►

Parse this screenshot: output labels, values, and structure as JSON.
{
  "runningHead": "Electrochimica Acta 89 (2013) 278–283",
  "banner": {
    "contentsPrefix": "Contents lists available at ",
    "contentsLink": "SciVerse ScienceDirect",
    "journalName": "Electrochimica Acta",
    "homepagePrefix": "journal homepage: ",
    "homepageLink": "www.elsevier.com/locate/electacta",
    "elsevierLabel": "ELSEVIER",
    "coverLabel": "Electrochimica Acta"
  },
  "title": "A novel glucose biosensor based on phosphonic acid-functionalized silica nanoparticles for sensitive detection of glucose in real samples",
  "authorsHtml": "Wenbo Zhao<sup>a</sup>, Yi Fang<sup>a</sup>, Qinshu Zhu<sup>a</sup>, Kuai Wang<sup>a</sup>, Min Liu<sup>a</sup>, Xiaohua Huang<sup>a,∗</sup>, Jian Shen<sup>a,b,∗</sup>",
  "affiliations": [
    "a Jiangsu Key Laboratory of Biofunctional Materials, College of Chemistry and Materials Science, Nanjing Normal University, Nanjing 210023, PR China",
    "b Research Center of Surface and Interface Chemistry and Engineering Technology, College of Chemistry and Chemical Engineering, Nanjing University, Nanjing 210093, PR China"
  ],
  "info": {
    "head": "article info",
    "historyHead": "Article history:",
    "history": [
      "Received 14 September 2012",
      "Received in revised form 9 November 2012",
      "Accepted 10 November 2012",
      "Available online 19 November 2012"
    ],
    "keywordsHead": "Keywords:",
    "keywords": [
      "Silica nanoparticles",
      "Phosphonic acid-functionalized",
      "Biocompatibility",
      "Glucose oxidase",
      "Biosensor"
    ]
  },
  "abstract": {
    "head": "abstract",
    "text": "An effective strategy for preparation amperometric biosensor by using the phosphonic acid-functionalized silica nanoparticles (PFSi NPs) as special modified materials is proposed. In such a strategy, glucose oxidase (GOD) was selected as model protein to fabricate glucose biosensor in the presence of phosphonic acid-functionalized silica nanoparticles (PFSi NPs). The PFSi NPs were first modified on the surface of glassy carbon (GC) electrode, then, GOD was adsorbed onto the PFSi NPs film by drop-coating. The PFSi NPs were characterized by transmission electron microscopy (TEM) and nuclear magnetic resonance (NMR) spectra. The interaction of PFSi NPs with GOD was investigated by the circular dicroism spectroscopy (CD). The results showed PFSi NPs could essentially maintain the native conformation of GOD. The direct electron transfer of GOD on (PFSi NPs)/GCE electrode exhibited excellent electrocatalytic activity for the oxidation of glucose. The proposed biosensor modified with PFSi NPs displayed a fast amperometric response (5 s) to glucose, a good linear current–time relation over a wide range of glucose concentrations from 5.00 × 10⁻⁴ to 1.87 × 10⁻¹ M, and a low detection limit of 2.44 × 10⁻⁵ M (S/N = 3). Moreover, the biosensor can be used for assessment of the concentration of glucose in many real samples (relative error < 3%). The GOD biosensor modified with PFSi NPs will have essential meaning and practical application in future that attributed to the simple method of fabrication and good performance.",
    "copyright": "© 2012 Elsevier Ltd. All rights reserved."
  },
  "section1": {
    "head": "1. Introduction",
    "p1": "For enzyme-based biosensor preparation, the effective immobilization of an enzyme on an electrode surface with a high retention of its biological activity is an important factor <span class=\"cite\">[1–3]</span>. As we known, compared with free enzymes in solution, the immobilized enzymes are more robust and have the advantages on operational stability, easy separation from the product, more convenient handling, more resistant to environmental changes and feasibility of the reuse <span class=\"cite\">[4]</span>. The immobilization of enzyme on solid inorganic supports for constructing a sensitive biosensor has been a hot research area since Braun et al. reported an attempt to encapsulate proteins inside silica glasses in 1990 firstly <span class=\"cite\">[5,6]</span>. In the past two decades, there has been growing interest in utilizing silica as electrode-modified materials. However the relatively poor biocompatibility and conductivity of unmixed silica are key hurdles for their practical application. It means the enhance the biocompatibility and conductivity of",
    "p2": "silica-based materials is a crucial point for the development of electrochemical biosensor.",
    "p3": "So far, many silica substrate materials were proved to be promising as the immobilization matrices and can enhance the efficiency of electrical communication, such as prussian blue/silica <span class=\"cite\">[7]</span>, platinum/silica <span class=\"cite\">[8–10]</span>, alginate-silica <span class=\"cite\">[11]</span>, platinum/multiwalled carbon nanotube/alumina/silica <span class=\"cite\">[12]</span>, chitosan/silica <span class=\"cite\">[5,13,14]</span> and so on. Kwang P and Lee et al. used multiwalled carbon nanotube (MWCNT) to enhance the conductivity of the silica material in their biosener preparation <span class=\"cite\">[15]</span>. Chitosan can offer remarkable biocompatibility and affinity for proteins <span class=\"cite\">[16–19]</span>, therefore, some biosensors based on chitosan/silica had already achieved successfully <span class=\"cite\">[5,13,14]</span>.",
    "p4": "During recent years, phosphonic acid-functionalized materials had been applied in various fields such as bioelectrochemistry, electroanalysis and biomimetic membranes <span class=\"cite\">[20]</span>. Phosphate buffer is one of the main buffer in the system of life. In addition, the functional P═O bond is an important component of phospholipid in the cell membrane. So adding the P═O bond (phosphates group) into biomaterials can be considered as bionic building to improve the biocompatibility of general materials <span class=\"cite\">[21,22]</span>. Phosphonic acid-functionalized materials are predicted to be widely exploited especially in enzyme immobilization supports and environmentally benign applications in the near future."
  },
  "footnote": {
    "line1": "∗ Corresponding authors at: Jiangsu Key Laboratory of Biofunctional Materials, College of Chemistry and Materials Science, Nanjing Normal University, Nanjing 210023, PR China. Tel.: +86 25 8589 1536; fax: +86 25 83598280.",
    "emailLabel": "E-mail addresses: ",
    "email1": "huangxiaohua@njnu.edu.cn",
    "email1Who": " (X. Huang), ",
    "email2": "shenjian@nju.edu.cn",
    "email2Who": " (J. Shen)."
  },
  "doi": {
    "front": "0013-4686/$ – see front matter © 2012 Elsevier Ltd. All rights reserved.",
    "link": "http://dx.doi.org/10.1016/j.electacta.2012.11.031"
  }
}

◄

All of the material above needs to be retyped word for word.

RESULT:
Parse this screenshot: output labels, values, and structure as JSON.
{
  "runningHead": "Electrochimica Acta 89 (2013) 278–283",
  "banner": {
    "contentsPrefix": "Contents lists available at ",
    "contentsLink": "SciVerse ScienceDirect",
    "journalName": "Electrochimica Acta",
    "homepagePrefix": "journal homepage: ",
    "homepageLink": "www.elsevier.com/locate/electacta",
    "elsevierLabel": "ELSEVIER",
    "coverLabel": "Electrochimica Acta"
  },
  "title": "A novel glucose biosensor based on phosphonic acid-functionalized silica nanoparticles for sensitive detection of glucose in real samples",
  "authorsHtml": "Wenbo Zhao<sup>a</sup>, Yi Fang<sup>a</sup>, Qinshu Zhu<sup>a</sup>, Kuai Wang<sup>a</sup>, Min Liu<sup>a</sup>, Xiaohua Huang<sup>a,∗</sup>, Jian Shen<sup>a,b,∗</sup>",
  "affiliations": [
    "a Jiangsu Key Laboratory of Biofunctional Materials, College of Chemistry and Materials Science, Nanjing Normal University, Nanjing 210023, PR China",
    "b Research Center of Surface and Interface Chemistry and Engineering Technology, College of Chemistry and Chemical Engineering, Nanjing University, Nanjing 210093, PR China"
  ],
  "info": {
    "head": "article info",
    "historyHead": "Article history:",
    "history": [
      "Received 14 September 2012",
      "Received in revised form 9 November 2012",
      "Accepted 10 November 2012",
      "Available online 19 November 2012"
    ],
    "keywordsHead": "Keywords:",
    "keywords": [
      "Silica nanoparticles",
      "Phosphonic acid-functionalized",
      "Biocompatibility",
      "Glucose oxidase",
      "Biosensor"
    ]
  },
  "abstract": {
    "head": "abstract",
    "text": "An effective strategy for preparation amperometric biosensor by using the phosphonic acid-functionalized silica nanoparticles (PFSi NPs) as special modified materials is proposed. In such a strategy, glucose oxidase (GOD) was selected as model protein to fabricate glucose biosensor in the presence of phosphonic acid-functionalized silica nanoparticles (PFSi NPs). The PFSi NPs were first modified on the surface of glassy carbon (GC) electrode, then, GOD was adsorbed onto the PFSi NPs film by drop-coating. The PFSi NPs were characterized by transmission electron microscopy (TEM) and nuclear magnetic resonance (NMR) spectra. The interaction of PFSi NPs with GOD was investigated by the circular dicroism spectroscopy (CD). The results showed PFSi NPs could essentially maintain the native conformation of GOD. The direct electron transfer of GOD on (PFSi NPs)/GCE electrode exhibited excellent electrocatalytic activity for the oxidation of glucose. The proposed biosensor modified with PFSi NPs displayed a fast amperometric response (5 s) to glucose, a good linear current–time relation over a wide range of glucose concentrations from 5.00 × 10⁻⁴ to 1.87 × 10⁻¹ M, and a low detection limit of 2.44 × 10⁻⁵ M (S/N = 3). Moreover, the biosensor can be used for assessment of the concentration of glucose in many real samples (relative error < 3%). The GOD biosensor modified with PFSi NPs will have essential meaning and practical application in future that attributed to the simple method of fabrication and good performance.",
    "copyright": "© 2012 Elsevier Ltd. All rights reserved."
  },
  "section1": {
    "head": "1. Introduction",
    "p1": "For enzyme-based biosensor preparation, the effective immobilization of an enzyme on an electrode surface with a high retention of its biological activity is an important factor <span class=\"cite\">[1–3]</span>. As we known, compared with free enzymes in solution, the immobilized enzymes are more robust and have the advantages on operational stability, easy separation from the product, more convenient handling, more resistant to environmental changes and feasibility of the reuse <span class=\"cite\">[4]</span>. The immobilization of enzyme on solid inorganic supports for constructing a sensitive biosensor has been a hot research area since Braun et al. reported an attempt to encapsulate proteins inside silica glasses in 1990 firstly <span class=\"cite\">[5,6]</span>. In the past two decades, there has been growing interest in utilizing silica as electrode-modified materials. However the relatively poor biocompatibility and conductivity of unmixed silica are key hurdles for their practical application. It means the enhance the biocompatibility and conductivity of",
    "p2": "silica-based materials is a crucial point for the development of electrochemical biosensor.",
    "p3": "So far, many silica substrate materials were proved to be promising as the immobilization matrices and can enhance the efficiency of electrical communication, such as prussian blue/silica <span class=\"cite\">[7]</span>, platinum/silica <span class=\"cite\">[8–10]</span>, alginate-silica <span class=\"cite\">[11]</span>, platinum/multiwalled carbon nanotube/alumina/silica <span class=\"cite\">[12]</span>, chitosan/silica <span class=\"cite\">[5,13,14]</span> and so on. Kwang P and Lee et al. used multiwalled carbon nanotube (MWCNT) to enhance the conductivity of the silica material in their biosener preparation <span class=\"cite\">[15]</span>. Chitosan can offer remarkable biocompatibility and affinity for proteins <span class=\"cite\">[16–19]</span>, therefore, some biosensors based on chitosan/silica had already achieved successfully <span class=\"cite\">[5,13,14]</span>.",
    "p4": "During recent years, phosphonic acid-functionalized materials had been applied in various fields such as bioelectrochemistry, electroanalysis and biomimetic membranes <span class=\"cite\">[20]</span>. Phosphate buffer is one of the main buffer in the system of life. In addition, the functional P═O bond is an important component of phospholipid in the cell membrane. So adding the P═O bond (phosphates group) into biomaterials can be considered as bionic building to improve the biocompatibility of general materials <span class=\"cite\">[21,22]</span>. Phosphonic acid-functionalized materials are predicted to be widely exploited especially in enzyme immobilization supports and environmentally benign applications in the near future."
  },
  "footnote": {
    "line1": "∗ Corresponding authors at: Jiangsu Key Laboratory of Biofunctional Materials, College of Chemistry and Materials Science, Nanjing Normal University, Nanjing 210023, PR China. Tel.: +86 25 8589 1536; fax: +86 25 83598280.",
    "emailLabel": "E-mail addresses: ",
    "email1": "huangxiaohua@njnu.edu.cn",
    "email1Who": " (X. Huang), ",
    "email2": "shenjian@nju.edu.cn",
    "email2Who": " (J. Shen)."
  },
  "doi": {
    "front": "0013-4686/$ – see front matter © 2012 Elsevier Ltd. All rights reserved.",
    "link": "http://dx.doi.org/10.1016/j.electacta.2012.11.031"
  }
}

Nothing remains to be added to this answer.